• Исходный текст:
· · · · · · ·

Об этом тогда не знали

Обстановка по-прежнему оставалась неясной.

Сверху информация в полк не поступала, а сообщения Совинформбюро были чересчур краткими. К тому же в них приводились сведения трехдневной данности. Выходило, что сводки с фронтов к центру поступали с опозданием.

Батальонный комиссар Рябов внимательно прочитывал газеты, выкраивал время, чтобы послушать радиопередачи из Москвы, но этого было явно недостаточно для того, чтобы дать обстоятельную политинформацию личному составу полка.

В сообщении о боевых действиях в течение 28 июня говорилось: "На Минском направлении войска Красной Армии продолжают успешную борьбу с танками противника, противодействуя их продвижению на восток. По уточненным данным, в боях за 27 июня на этом направлении уничтожено до 300 танков 39-го танкового корпуса противника". На следующий день сводка была еще более оптимистичной: сообщалось о том, что "на Минском направлении усилиями наших наземных войск и авиации дальнейшее продвижение прорвавшихся мотомехчастей противника остановлено".

· · · · · · ·

• Фрагмент данных:
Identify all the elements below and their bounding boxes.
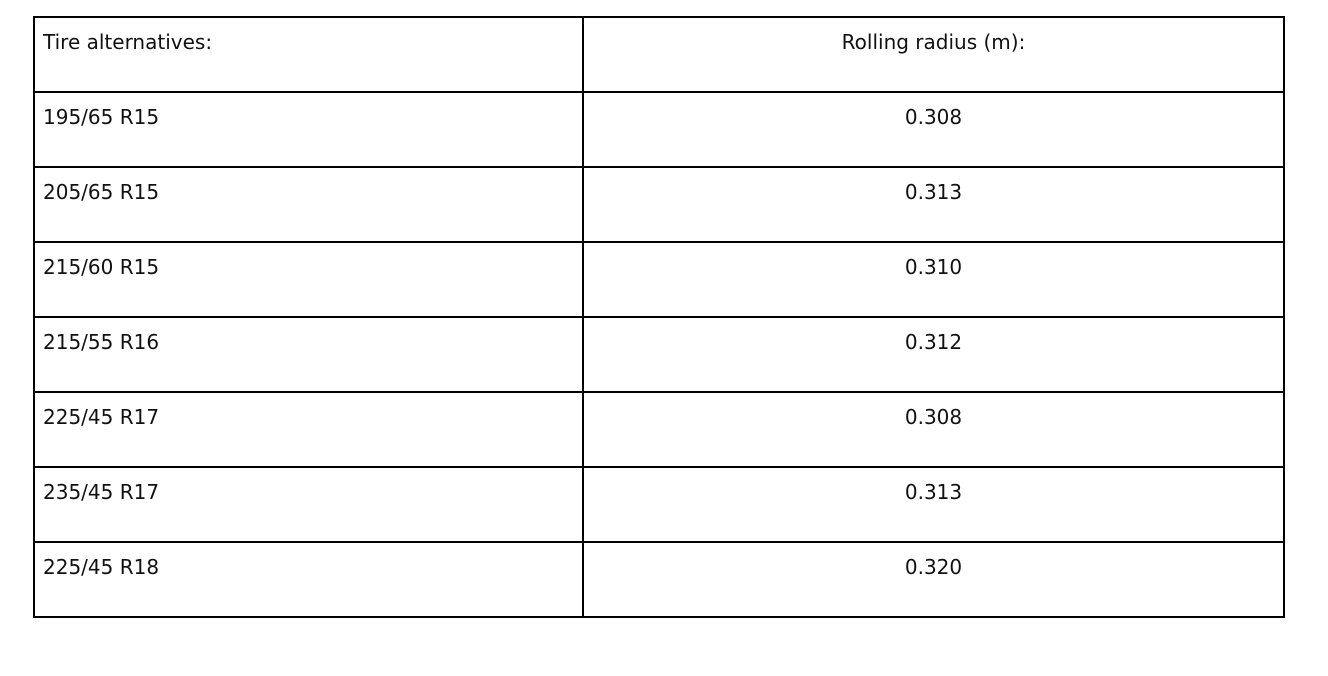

· · · · · · ·

• Задание A: По исходному тексту объясните в одном–трех предложениях, почему обстановка в полку оставалась неясной.
• Задание B: Продолжите исходный текст после его последнего предложения.
Данные взяты из другого места и к исходному тексту не относятся.

• Ответ A: Сверху информация в полк не поступала, а сообщения Совинформбюро были слишком краткими. Кроме того, они приводили сведения, устаревшие на три дня, потому что сводки с фронтов доходили до центра с опозданием.

• Ответ B:
Рябов задумался над этими скупыми строчками.

"Что же получается? На Минском направлении борьба с танками ведется успешно, продвижение противника остановлено, а он уже своими танками занял Бобруйск, расположенный в ста с лишним километрах восточнее Минска, вышел к Березине. Это уже не "провокационные слухи". Сам не раз летал в район Бобруйска и там видел противника".

Рябову пришел на память недавний разговор с подполковником из соседней авиационной части, который наземную обстановку сравнил с каким-то слоеным пирогом. Он и сам теперь убеждался, что на фронте создалась очень сложная обстановка, но какие причины привели к такому положению? Это нужно было знать Рябову, чтобы вразумительно отвечать на вопросы своих подчиненных. А он вынужден повторять фразы, заимствованные из газет: "Гитлеровская Германия вероломно нарушила договорные обязательства… Она впервые столкнулась с величайшей страной, просторы которой безграничны, с народом, моральные и физические ресурсы которого неисчерпаемы… Битва только началась, советский исполин сломит зарвавшегося врага…"

Вечером комиссар Рябов зашел в палатку к Гетьману.

— Борис Евдокимович, — тихо сказал ему командир, будто по секрету. Поменьше бы сам летал… Уж очень зачастил.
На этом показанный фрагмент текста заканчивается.